Locate all lines with the word "Végétaux" and copy them out.

» **Input records**
######
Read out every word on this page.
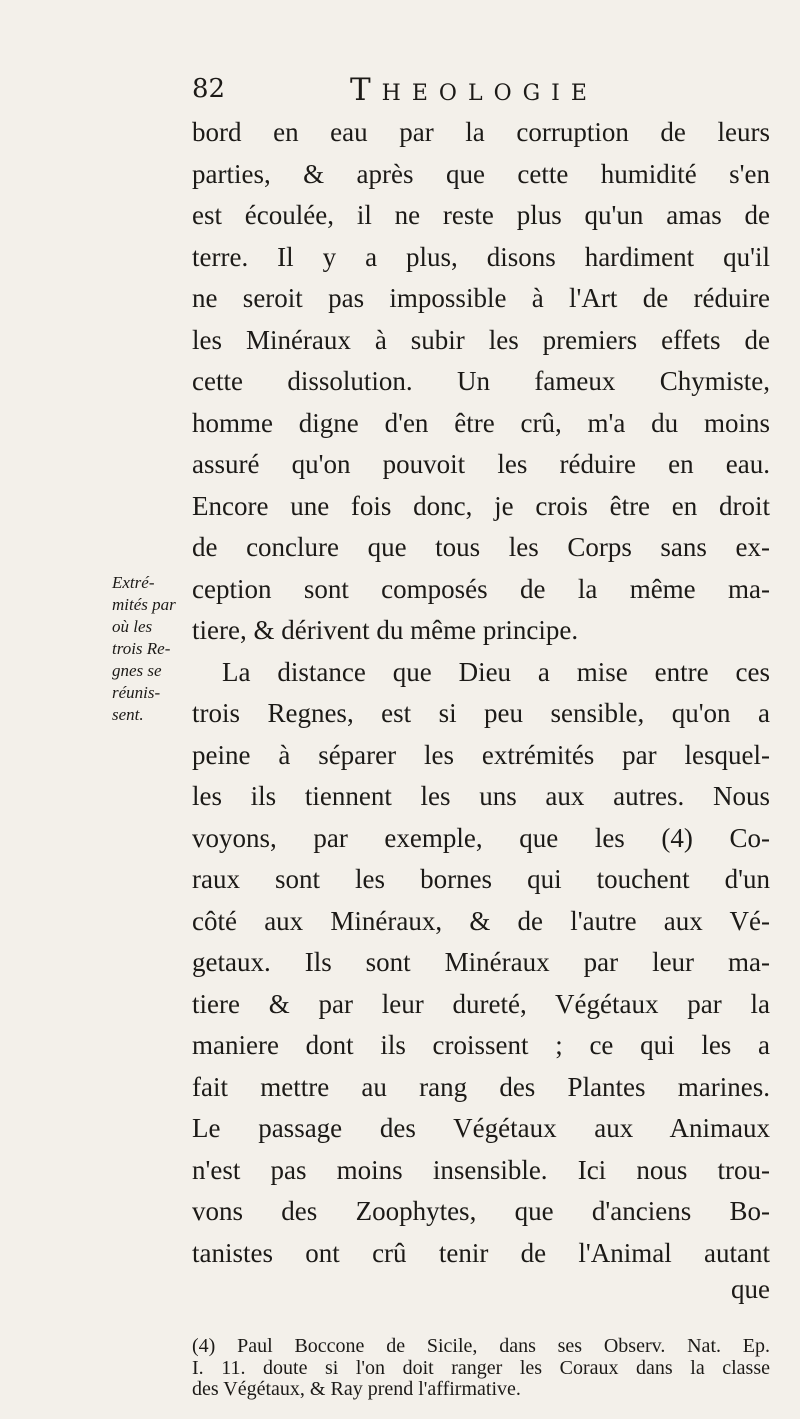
82	Theologie
Extré-
mités par
où les
trois Re-
gnes se
réunis-
sent.
bord en eau par la corruption de leurs
parties, & après que cette humidité s'en
est écoulée, il ne reste plus qu'un amas de
terre. Il y a plus, disons hardiment qu'il
ne seroit pas impossible à l'Art de réduire
les Minéraux à subir les premiers effets de
cette dissolution. Un fameux Chymiste,
homme digne d'en être crû, m'a du moins
assuré qu'on pouvoit les réduire en eau.
Encore une fois donc, je crois être en droit
de conclure que tous les Corps sans ex-
ception sont composés de la même ma-
tiere, & dérivent du même principe.
La distance que Dieu a mise entre ces
trois Regnes, est si peu sensible, qu'on a
peine à séparer les extrémités par lesquel-
les ils tiennent les uns aux autres. Nous
voyons, par exemple, que les (4) Co-
raux sont les bornes qui touchent d'un
côté aux Minéraux, & de l'autre aux Vé-
getaux. Ils sont Minéraux par leur ma-
tiere & par leur dureté, Végétaux par la
maniere dont ils croissent ; ce qui les a
fait mettre au rang des Plantes marines.
Le passage des Végétaux aux Animaux
n'est pas moins insensible. Ici nous trou-
vons des Zoophytes, que d'anciens Bo-
tanistes ont crû tenir de l'Animal autant
que
(4) Paul Boccone de Sicile, dans ses Observ. Nat. Ep.
I. 11. doute si l'on doit ranger les Coraux dans la classe
des Végétaux, & Ray prend l'affirmative.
######
» **Problem solution**
tiere & par leur dureté, Végétaux par la
Le passage des Végétaux aux Animaux
des Végétaux, & Ray prend l'affirmative.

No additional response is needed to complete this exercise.